DIRECTIVE:
Output the data below in full, character for character.

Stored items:
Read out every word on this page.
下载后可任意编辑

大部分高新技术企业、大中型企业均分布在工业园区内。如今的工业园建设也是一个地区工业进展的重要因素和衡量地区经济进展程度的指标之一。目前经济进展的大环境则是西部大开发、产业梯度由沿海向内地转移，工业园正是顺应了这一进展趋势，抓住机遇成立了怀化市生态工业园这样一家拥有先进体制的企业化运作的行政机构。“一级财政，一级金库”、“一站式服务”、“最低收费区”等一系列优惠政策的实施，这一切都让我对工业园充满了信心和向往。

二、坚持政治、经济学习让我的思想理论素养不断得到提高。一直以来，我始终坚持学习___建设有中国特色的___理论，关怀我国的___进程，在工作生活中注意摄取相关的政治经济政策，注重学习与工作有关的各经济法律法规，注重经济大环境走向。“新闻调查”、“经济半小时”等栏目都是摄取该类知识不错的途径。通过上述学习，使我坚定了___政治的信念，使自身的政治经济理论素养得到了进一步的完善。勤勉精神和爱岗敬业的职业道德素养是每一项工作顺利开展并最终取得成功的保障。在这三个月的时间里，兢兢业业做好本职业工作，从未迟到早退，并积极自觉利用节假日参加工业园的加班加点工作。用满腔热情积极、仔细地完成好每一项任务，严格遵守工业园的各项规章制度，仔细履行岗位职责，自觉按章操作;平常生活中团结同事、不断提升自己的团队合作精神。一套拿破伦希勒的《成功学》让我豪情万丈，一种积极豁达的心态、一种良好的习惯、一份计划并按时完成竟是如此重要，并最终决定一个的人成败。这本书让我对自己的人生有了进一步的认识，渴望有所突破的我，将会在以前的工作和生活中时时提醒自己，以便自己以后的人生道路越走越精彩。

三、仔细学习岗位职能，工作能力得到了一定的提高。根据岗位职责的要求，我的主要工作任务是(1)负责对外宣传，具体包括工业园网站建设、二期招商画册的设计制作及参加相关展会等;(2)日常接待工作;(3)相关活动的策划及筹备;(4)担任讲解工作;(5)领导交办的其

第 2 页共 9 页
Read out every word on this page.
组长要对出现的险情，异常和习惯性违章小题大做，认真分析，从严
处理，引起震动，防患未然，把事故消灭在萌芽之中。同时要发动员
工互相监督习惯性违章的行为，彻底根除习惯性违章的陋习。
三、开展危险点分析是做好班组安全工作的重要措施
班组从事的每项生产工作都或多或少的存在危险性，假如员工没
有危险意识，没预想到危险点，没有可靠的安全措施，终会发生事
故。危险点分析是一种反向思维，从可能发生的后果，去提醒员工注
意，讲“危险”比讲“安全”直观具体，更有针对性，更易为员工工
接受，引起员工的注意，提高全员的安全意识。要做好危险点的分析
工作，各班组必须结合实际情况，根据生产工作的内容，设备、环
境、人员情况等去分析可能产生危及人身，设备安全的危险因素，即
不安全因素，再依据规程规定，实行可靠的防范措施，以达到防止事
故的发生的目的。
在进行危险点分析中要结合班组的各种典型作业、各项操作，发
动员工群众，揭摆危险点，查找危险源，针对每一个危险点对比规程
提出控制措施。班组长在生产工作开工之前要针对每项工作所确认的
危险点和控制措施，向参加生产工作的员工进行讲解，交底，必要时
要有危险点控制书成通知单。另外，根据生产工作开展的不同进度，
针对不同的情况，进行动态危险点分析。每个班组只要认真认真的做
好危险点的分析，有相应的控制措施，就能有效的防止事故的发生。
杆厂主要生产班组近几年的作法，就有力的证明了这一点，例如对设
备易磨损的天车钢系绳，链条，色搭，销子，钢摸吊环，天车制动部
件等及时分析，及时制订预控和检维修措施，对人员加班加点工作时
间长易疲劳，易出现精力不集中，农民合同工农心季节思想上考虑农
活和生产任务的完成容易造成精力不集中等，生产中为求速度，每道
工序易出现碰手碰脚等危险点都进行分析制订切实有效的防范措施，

THE REPLY:
Read out every word on this page.
下载后可任意编辑

大部分高新技术企业、大中型企业均分布在工业园区内。如今的工业园建设也是一个地区工业进展的重要因素和衡量地区经济进展程度的指标之一。目前经济进展的大环境则是西部大开发、产业梯度由沿海向内地转移，工业园正是顺应了这一进展趋势，抓住机遇成立了怀化市生态工业园这样一家拥有先进体制的企业化运作的行政机构。“一级财政，一级金库”、“一站式服务”、“最低收费区”等一系列优惠政策的实施，这一切都让我对工业园充满了信心和向往。

二、坚持政治、经济学习让我的思想理论素养不断得到提高。一直以来，我始终坚持学习___建设有中国特色的___理论，关怀我国的___进程，在工作生活中注意摄取相关的政治经济政策，注重学习与工作有关的各经济法律法规，注重经济大环境走向。“新闻调查”、“经济半小时”等栏目都是摄取该类知识不错的途径。通过上述学习，使我坚定了___政治的信念，使自身的政治经济理论素养得到了进一步的完善。勤勉精神和爱岗敬业的职业道德素养是每一项工作顺利开展并最终取得成功的保障。在这三个月的时间里，兢兢业业做好本职业工作，从未迟到早退，并积极自觉利用节假日参加工业园的加班加点工作。用满腔热情积极、仔细地完成好每一项任务，严格遵守工业园的各项规章制度，仔细履行岗位职责，自觉按章操作;平常生活中团结同事、不断提升自己的团队合作精神。一套拿破伦希勒的《成功学》让我豪情万丈，一种积极豁达的心态、一种良好的习惯、一份计划并按时完成竟是如此重要，并最终决定一个的人成败。这本书让我对自己的人生有了进一步的认识，渴望有所突破的我，将会在以前的工作和生活中时时提醒自己，以便自己以后的人生道路越走越精彩。

三、仔细学习岗位职能，工作能力得到了一定的提高。根据岗位职责的要求，我的主要工作任务是(1)负责对外宣传，具体包括工业园网站建设、二期招商画册的设计制作及参加相关展会等;(2)日常接待工作;(3)相关活动的策划及筹备;(4)担任讲解工作;(5)领导交办的其

第 2 页共 9 页
Read out every word on this page.
组长要对出现的险情，异常和习惯性违章小题大做，认真分析，从严
处理，引起震动，防患未然，把事故消灭在萌芽之中。同时要发动员
工互相监督习惯性违章的行为，彻底根除习惯性违章的陋习。
三、开展危险点分析是做好班组安全工作的重要措施
班组从事的每项生产工作都或多或少的存在危险性，假如员工没
有危险意识，没预想到危险点，没有可靠的安全措施，终会发生事
故。危险点分析是一种反向思维，从可能发生的后果，去提醒员工注
意，讲“危险”比讲“安全”直观具体，更有针对性，更易为员工工
接受，引起员工的注意，提高全员的安全意识。要做好危险点的分析
工作，各班组必须结合实际情况，根据生产工作的内容，设备、环
境、人员情况等去分析可能产生危及人身，设备安全的危险因素，即
不安全因素，再依据规程规定，实行可靠的防范措施，以达到防止事
故的发生的目的。
在进行危险点分析中要结合班组的各种典型作业、各项操作，发
动员工群众，揭摆危险点，查找危险源，针对每一个危险点对比规程
提出控制措施。班组长在生产工作开工之前要针对每项工作所确认的
危险点和控制措施，向参加生产工作的员工进行讲解，交底，必要时
要有危险点控制书成通知单。另外，根据生产工作开展的不同进度，
针对不同的情况，进行动态危险点分析。每个班组只要认真认真的做
好危险点的分析，有相应的控制措施，就能有效的防止事故的发生。
杆厂主要生产班组近几年的作法，就有力的证明了这一点，例如对设
备易磨损的天车钢系绳，链条，色搭，销子，钢摸吊环，天车制动部
件等及时分析，及时制订预控和检维修措施，对人员加班加点工作时
间长易疲劳，易出现精力不集中，农民合同工农心季节思想上考虑农
活和生产任务的完成容易造成精力不集中等，生产中为求速度，每道
工序易出现碰手碰脚等危险点都进行分析制订切实有效的防范措施，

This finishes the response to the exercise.